◆ What the task requires: Output every line below exactly.

• • •

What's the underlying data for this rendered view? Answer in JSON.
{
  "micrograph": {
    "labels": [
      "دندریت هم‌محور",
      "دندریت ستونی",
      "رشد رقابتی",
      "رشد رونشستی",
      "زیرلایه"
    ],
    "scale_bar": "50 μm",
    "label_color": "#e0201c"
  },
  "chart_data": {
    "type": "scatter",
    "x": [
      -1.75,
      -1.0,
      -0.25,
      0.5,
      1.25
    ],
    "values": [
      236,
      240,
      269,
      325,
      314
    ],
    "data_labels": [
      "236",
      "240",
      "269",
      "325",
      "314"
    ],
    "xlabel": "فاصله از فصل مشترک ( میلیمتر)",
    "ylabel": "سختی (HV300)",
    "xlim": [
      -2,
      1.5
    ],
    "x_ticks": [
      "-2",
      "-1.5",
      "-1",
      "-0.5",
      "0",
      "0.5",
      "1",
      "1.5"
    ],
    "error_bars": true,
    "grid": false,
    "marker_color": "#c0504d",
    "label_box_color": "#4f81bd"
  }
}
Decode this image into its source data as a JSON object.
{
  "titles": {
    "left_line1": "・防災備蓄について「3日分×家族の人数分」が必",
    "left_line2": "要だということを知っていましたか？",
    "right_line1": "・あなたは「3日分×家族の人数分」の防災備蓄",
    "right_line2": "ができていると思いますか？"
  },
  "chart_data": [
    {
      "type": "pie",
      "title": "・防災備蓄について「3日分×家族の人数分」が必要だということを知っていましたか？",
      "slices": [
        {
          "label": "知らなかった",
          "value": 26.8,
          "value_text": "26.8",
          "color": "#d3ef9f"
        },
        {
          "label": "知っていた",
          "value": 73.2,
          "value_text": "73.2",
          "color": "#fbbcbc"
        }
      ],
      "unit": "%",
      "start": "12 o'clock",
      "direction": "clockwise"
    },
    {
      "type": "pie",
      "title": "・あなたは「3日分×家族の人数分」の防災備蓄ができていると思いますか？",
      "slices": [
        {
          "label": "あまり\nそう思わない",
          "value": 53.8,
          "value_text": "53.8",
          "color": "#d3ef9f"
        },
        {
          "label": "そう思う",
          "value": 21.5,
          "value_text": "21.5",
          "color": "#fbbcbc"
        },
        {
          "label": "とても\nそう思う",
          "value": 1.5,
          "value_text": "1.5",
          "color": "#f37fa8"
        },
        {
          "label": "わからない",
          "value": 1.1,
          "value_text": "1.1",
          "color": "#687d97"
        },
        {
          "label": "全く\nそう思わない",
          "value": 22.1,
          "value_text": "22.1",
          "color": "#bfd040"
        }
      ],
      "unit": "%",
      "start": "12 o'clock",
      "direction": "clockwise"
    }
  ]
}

• • •

◆ Expected answer:
What's the underlying data for this rendered view? Answer in JSON.
{
  "micrograph": {
    "labels": [
      "دندریت هم‌محور",
      "دندریت ستونی",
      "رشد رقابتی",
      "رشد رونشستی",
      "زیرلایه"
    ],
    "scale_bar": "50 μm",
    "label_color": "#e0201c"
  },
  "chart_data": {
    "type": "scatter",
    "x": [
      -1.75,
      -1.0,
      -0.25,
      0.5,
      1.25
    ],
    "values": [
      236,
      240,
      269,
      325,
      314
    ],
    "data_labels": [
      "236",
      "240",
      "269",
      "325",
      "314"
    ],
    "xlabel": "فاصله از فصل مشترک ( میلیمتر)",
    "ylabel": "سختی (HV300)",
    "xlim": [
      -2,
      1.5
    ],
    "x_ticks": [
      "-2",
      "-1.5",
      "-1",
      "-0.5",
      "0",
      "0.5",
      "1",
      "1.5"
    ],
    "error_bars": true,
    "grid": false,
    "marker_color": "#c0504d",
    "label_box_color": "#4f81bd"
  }
}
Decode this image into its source data as a JSON object.
{
  "titles": {
    "left_line1": "・防災備蓄について「3日分×家族の人数分」が必",
    "left_line2": "要だということを知っていましたか？",
    "right_line1": "・あなたは「3日分×家族の人数分」の防災備蓄",
    "right_line2": "ができていると思いますか？"
  },
  "chart_data": [
    {
      "type": "pie",
      "title": "・防災備蓄について「3日分×家族の人数分」が必要だということを知っていましたか？",
      "slices": [
        {
          "label": "知らなかった",
          "value": 26.8,
          "value_text": "26.8",
          "color": "#d3ef9f"
        },
        {
          "label": "知っていた",
          "value": 73.2,
          "value_text": "73.2",
          "color": "#fbbcbc"
        }
      ],
      "unit": "%",
      "start": "12 o'clock",
      "direction": "clockwise"
    },
    {
      "type": "pie",
      "title": "・あなたは「3日分×家族の人数分」の防災備蓄ができていると思いますか？",
      "slices": [
        {
          "label": "あまり\nそう思わない",
          "value": 53.8,
          "value_text": "53.8",
          "color": "#d3ef9f"
        },
        {
          "label": "そう思う",
          "value": 21.5,
          "value_text": "21.5",
          "color": "#fbbcbc"
        },
        {
          "label": "とても\nそう思う",
          "value": 1.5,
          "value_text": "1.5",
          "color": "#f37fa8"
        },
        {
          "label": "わからない",
          "value": 1.1,
          "value_text": "1.1",
          "color": "#687d97"
        },
        {
          "label": "全く\nそう思わない",
          "value": 22.1,
          "value_text": "22.1",
          "color": "#bfd040"
        }
      ],
      "unit": "%",
      "start": "12 o'clock",
      "direction": "clockwise"
    }
  ]
}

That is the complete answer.